# [TASK DESCRIPTION]
Extract the complete listing and repeat it word for word.

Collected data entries
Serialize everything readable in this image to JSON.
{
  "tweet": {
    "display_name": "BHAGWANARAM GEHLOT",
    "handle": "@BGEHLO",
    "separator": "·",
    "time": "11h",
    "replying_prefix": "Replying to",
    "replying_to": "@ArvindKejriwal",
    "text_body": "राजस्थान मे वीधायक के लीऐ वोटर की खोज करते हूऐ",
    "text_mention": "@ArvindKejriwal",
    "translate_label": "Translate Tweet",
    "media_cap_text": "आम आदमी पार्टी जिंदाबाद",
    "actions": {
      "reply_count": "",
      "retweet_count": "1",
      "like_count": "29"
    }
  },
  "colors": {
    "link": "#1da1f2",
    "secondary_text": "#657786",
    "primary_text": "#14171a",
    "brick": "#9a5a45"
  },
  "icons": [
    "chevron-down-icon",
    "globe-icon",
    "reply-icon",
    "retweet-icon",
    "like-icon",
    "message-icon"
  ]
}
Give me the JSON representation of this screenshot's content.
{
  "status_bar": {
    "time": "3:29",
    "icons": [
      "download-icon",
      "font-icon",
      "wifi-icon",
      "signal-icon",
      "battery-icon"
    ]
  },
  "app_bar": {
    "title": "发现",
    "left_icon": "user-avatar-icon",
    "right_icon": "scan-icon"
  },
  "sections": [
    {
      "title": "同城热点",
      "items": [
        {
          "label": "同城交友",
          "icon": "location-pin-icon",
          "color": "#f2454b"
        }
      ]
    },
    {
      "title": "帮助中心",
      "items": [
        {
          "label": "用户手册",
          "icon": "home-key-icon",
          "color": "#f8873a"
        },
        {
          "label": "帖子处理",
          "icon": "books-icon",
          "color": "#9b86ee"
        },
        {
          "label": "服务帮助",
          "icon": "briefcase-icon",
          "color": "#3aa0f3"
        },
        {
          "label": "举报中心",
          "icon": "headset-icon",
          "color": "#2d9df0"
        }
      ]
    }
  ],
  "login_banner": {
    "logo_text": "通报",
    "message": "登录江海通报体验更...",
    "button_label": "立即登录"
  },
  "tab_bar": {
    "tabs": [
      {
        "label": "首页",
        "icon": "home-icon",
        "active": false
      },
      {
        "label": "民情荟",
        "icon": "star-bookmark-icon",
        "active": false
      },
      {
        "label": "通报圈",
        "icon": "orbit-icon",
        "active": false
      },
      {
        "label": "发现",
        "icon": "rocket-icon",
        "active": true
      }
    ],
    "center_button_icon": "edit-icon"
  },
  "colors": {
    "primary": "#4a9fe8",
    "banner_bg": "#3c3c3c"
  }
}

# [OUTPUT FOR THIS EXERCISE]
Serialize everything readable in this image to JSON.
{
  "tweet": {
    "display_name": "BHAGWANARAM GEHLOT",
    "handle": "@BGEHLO",
    "separator": "·",
    "time": "11h",
    "replying_prefix": "Replying to",
    "replying_to": "@ArvindKejriwal",
    "text_body": "राजस्थान मे वीधायक के लीऐ वोटर की खोज करते हूऐ",
    "text_mention": "@ArvindKejriwal",
    "translate_label": "Translate Tweet",
    "media_cap_text": "आम आदमी पार्टी जिंदाबाद",
    "actions": {
      "reply_count": "",
      "retweet_count": "1",
      "like_count": "29"
    }
  },
  "colors": {
    "link": "#1da1f2",
    "secondary_text": "#657786",
    "primary_text": "#14171a",
    "brick": "#9a5a45"
  },
  "icons": [
    "chevron-down-icon",
    "globe-icon",
    "reply-icon",
    "retweet-icon",
    "like-icon",
    "message-icon"
  ]
}
Give me the JSON representation of this screenshot's content.
{
  "status_bar": {
    "time": "3:29",
    "icons": [
      "download-icon",
      "font-icon",
      "wifi-icon",
      "signal-icon",
      "battery-icon"
    ]
  },
  "app_bar": {
    "title": "发现",
    "left_icon": "user-avatar-icon",
    "right_icon": "scan-icon"
  },
  "sections": [
    {
      "title": "同城热点",
      "items": [
        {
          "label": "同城交友",
          "icon": "location-pin-icon",
          "color": "#f2454b"
        }
      ]
    },
    {
      "title": "帮助中心",
      "items": [
        {
          "label": "用户手册",
          "icon": "home-key-icon",
          "color": "#f8873a"
        },
        {
          "label": "帖子处理",
          "icon": "books-icon",
          "color": "#9b86ee"
        },
        {
          "label": "服务帮助",
          "icon": "briefcase-icon",
          "color": "#3aa0f3"
        },
        {
          "label": "举报中心",
          "icon": "headset-icon",
          "color": "#2d9df0"
        }
      ]
    }
  ],
  "login_banner": {
    "logo_text": "通报",
    "message": "登录江海通报体验更...",
    "button_label": "立即登录"
  },
  "tab_bar": {
    "tabs": [
      {
        "label": "首页",
        "icon": "home-icon",
        "active": false
      },
      {
        "label": "民情荟",
        "icon": "star-bookmark-icon",
        "active": false
      },
      {
        "label": "通报圈",
        "icon": "orbit-icon",
        "active": false
      },
      {
        "label": "发现",
        "icon": "rocket-icon",
        "active": true
      }
    ],
    "center_button_icon": "edit-icon"
  },
  "colors": {
    "primary": "#4a9fe8",
    "banner_bg": "#3c3c3c"
  }
}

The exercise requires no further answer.